### Materials provided
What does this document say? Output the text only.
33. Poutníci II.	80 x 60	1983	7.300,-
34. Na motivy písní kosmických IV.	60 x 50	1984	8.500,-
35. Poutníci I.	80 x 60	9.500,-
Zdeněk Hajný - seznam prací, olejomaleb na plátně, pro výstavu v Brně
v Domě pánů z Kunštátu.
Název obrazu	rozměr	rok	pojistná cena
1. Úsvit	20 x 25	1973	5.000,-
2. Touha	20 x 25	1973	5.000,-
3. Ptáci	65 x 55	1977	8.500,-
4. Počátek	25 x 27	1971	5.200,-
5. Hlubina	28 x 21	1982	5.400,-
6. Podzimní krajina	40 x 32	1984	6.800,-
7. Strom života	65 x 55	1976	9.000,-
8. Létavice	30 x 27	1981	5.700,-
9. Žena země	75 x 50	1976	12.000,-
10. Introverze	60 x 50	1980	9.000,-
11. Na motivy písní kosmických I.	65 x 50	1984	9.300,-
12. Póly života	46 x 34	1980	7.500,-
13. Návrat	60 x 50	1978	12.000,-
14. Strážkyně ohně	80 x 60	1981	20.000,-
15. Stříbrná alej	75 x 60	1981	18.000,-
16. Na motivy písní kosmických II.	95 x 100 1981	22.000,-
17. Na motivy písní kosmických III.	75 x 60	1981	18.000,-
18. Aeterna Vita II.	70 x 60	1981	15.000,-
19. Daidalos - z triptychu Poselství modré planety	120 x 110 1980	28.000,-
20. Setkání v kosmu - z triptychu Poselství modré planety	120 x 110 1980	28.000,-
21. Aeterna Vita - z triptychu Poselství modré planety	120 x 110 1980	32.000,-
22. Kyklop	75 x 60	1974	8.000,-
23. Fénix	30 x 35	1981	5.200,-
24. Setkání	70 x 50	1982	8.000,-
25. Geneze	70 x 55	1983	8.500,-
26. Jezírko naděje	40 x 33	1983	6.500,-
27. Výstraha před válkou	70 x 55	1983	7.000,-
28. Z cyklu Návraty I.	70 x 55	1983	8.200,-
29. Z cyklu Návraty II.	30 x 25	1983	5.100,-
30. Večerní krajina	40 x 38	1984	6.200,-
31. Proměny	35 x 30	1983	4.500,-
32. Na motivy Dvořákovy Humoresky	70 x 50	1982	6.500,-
######
What to work on ->
Return all of the data precisely as it appears.

The output ->
What does this document say? Output the text only.
33. Poutníci II.	80 x 60	1983	7.300,-
34. Na motivy písní kosmických IV.	60 x 50	1984	8.500,-
35. Poutníci I.	80 x 60	9.500,-
Zdeněk Hajný - seznam prací, olejomaleb na plátně, pro výstavu v Brně
v Domě pánů z Kunštátu.
Název obrazu	rozměr	rok	pojistná cena
1. Úsvit	20 x 25	1973	5.000,-
2. Touha	20 x 25	1973	5.000,-
3. Ptáci	65 x 55	1977	8.500,-
4. Počátek	25 x 27	1971	5.200,-
5. Hlubina	28 x 21	1982	5.400,-
6. Podzimní krajina	40 x 32	1984	6.800,-
7. Strom života	65 x 55	1976	9.000,-
8. Létavice	30 x 27	1981	5.700,-
9. Žena země	75 x 50	1976	12.000,-
10. Introverze	60 x 50	1980	9.000,-
11. Na motivy písní kosmických I.	65 x 50	1984	9.300,-
12. Póly života	46 x 34	1980	7.500,-
13. Návrat	60 x 50	1978	12.000,-
14. Strážkyně ohně	80 x 60	1981	20.000,-
15. Stříbrná alej	75 x 60	1981	18.000,-
16. Na motivy písní kosmických II.	95 x 100 1981	22.000,-
17. Na motivy písní kosmických III.	75 x 60	1981	18.000,-
18. Aeterna Vita II.	70 x 60	1981	15.000,-
19. Daidalos - z triptychu Poselství modré planety	120 x 110 1980	28.000,-
20. Setkání v kosmu - z triptychu Poselství modré planety	120 x 110 1980	28.000,-
21. Aeterna Vita - z triptychu Poselství modré planety	120 x 110 1980	32.000,-
22. Kyklop	75 x 60	1974	8.000,-
23. Fénix	30 x 35	1981	5.200,-
24. Setkání	70 x 50	1982	8.000,-
25. Geneze	70 x 55	1983	8.500,-
26. Jezírko naděje	40 x 33	1983	6.500,-
27. Výstraha před válkou	70 x 55	1983	7.000,-
28. Z cyklu Návraty I.	70 x 55	1983	8.200,-
29. Z cyklu Návraty II.	30 x 25	1983	5.100,-
30. Večerní krajina	40 x 38	1984	6.200,-
31. Proměny	35 x 30	1983	4.500,-
32. Na motivy Dvořákovy Humoresky	70 x 50	1982	6.500,-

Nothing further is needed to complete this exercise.